## TASK BRIEF:
Scan the records for the word "contended". Copy each line that includes it.

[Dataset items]

━━━━

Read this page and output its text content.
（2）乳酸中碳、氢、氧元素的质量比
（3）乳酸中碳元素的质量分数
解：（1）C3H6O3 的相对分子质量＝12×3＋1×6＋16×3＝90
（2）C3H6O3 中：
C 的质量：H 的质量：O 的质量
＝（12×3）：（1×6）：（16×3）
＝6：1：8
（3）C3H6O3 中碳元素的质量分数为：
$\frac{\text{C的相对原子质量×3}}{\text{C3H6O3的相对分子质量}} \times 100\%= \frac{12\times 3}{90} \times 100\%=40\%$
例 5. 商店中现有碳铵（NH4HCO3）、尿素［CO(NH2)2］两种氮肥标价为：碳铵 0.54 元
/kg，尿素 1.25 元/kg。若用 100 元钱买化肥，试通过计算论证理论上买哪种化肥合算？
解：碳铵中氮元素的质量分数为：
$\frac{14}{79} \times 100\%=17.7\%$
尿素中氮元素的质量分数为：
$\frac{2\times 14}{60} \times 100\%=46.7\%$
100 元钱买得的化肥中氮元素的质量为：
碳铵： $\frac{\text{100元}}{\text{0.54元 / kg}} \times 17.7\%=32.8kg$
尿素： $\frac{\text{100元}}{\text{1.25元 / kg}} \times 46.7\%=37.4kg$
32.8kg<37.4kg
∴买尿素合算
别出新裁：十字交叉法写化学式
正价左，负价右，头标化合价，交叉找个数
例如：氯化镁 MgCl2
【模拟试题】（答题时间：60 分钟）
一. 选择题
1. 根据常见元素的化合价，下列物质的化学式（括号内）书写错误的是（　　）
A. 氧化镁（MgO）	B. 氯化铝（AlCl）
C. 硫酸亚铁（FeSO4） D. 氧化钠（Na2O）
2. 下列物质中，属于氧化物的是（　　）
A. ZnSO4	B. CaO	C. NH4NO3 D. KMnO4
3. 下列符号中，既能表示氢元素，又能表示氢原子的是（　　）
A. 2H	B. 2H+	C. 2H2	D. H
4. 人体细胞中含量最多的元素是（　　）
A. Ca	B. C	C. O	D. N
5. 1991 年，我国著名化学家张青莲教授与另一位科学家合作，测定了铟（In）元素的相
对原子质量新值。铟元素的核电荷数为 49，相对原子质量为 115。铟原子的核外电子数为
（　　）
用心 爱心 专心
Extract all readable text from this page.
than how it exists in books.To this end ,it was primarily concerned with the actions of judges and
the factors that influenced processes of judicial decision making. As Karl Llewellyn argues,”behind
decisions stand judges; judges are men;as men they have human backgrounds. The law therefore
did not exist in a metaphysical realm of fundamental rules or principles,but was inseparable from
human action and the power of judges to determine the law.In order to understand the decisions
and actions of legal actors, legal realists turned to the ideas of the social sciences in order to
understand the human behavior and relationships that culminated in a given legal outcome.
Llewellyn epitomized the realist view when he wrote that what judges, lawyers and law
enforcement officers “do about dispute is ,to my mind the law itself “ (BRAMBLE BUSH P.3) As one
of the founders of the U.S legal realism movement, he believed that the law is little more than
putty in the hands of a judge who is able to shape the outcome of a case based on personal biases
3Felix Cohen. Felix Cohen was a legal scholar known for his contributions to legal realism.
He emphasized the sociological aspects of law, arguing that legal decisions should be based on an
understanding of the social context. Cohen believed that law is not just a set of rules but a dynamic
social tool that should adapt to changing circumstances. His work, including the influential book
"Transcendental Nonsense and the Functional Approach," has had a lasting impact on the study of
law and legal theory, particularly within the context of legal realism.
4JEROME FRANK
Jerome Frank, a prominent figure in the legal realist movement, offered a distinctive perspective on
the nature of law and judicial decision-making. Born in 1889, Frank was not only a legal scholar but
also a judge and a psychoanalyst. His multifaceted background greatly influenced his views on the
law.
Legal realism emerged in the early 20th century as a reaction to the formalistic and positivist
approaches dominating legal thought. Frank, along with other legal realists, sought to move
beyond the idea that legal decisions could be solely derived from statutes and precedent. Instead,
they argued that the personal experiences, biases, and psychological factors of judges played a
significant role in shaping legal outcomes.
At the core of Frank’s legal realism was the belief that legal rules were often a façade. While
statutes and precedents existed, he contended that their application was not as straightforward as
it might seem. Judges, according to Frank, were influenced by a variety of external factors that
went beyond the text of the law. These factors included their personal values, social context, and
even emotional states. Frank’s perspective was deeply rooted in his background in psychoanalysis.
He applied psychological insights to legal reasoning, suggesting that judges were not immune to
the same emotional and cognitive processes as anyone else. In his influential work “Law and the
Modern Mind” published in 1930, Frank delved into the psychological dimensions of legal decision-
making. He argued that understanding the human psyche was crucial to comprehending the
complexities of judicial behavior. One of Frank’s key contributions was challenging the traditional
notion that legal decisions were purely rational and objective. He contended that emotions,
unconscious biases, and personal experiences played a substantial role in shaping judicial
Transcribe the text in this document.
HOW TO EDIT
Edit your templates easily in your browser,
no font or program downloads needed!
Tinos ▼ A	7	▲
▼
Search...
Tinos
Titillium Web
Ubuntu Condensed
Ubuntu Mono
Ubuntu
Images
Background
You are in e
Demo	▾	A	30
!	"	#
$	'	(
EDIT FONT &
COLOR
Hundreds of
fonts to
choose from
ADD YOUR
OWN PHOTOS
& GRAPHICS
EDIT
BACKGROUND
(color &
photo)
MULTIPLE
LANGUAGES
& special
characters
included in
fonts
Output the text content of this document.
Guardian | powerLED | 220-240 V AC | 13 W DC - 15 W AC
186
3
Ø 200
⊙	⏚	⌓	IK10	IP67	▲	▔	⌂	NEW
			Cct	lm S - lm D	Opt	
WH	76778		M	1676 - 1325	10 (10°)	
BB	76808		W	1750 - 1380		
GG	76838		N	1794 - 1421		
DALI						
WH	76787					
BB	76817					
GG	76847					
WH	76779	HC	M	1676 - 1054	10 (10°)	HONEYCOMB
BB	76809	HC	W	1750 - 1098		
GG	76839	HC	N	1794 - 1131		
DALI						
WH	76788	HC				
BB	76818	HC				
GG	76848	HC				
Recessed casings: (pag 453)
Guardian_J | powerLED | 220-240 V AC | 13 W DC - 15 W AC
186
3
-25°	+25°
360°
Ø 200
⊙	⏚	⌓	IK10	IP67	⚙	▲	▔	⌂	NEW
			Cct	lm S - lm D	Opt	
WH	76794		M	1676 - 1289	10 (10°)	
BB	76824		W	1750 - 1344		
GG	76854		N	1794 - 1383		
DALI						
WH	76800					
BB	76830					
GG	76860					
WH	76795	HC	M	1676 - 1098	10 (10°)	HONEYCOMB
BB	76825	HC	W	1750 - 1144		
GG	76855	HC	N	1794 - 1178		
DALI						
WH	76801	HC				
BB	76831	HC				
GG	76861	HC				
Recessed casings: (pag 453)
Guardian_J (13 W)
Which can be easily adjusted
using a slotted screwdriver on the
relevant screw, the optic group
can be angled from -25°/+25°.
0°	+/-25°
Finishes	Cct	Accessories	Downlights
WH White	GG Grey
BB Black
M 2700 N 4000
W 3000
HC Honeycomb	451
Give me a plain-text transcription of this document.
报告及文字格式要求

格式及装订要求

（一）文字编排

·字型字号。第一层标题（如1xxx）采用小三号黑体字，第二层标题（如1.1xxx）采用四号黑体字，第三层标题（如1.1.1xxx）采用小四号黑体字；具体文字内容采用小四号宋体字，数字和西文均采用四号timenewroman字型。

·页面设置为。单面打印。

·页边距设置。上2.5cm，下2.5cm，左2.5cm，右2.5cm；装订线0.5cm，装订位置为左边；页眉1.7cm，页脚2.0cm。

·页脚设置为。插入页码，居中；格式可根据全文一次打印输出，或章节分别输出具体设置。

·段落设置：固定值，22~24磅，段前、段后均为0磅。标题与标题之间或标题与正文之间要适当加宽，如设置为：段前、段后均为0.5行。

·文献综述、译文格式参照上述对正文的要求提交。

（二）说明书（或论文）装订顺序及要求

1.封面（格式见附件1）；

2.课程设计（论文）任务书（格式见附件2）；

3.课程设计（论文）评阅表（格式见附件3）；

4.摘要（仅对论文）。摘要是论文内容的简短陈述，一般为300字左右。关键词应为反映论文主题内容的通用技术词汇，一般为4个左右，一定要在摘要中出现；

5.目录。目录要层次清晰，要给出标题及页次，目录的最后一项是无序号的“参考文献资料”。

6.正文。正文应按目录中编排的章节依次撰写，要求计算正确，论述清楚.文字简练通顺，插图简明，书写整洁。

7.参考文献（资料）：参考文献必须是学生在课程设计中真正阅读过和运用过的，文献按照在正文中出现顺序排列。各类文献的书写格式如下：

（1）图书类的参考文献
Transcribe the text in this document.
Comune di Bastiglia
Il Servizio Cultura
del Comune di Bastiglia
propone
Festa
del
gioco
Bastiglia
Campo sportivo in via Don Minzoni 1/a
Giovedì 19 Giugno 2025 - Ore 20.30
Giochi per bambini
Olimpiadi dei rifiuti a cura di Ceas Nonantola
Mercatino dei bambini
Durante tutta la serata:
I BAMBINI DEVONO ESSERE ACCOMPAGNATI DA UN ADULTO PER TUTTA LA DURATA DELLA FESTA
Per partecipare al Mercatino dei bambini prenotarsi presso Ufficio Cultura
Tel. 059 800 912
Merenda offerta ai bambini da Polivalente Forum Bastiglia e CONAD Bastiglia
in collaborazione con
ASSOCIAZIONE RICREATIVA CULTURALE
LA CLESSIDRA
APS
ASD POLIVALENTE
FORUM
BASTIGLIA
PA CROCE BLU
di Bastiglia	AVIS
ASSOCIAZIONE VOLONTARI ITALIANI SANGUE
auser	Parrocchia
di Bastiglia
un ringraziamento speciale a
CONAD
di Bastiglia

━━━━

## FINAL ANSWER:
statutes and precedents existed, he contended that their application was not as straightforward as
notion that legal decisions were purely rational and objective. He contended that emotions,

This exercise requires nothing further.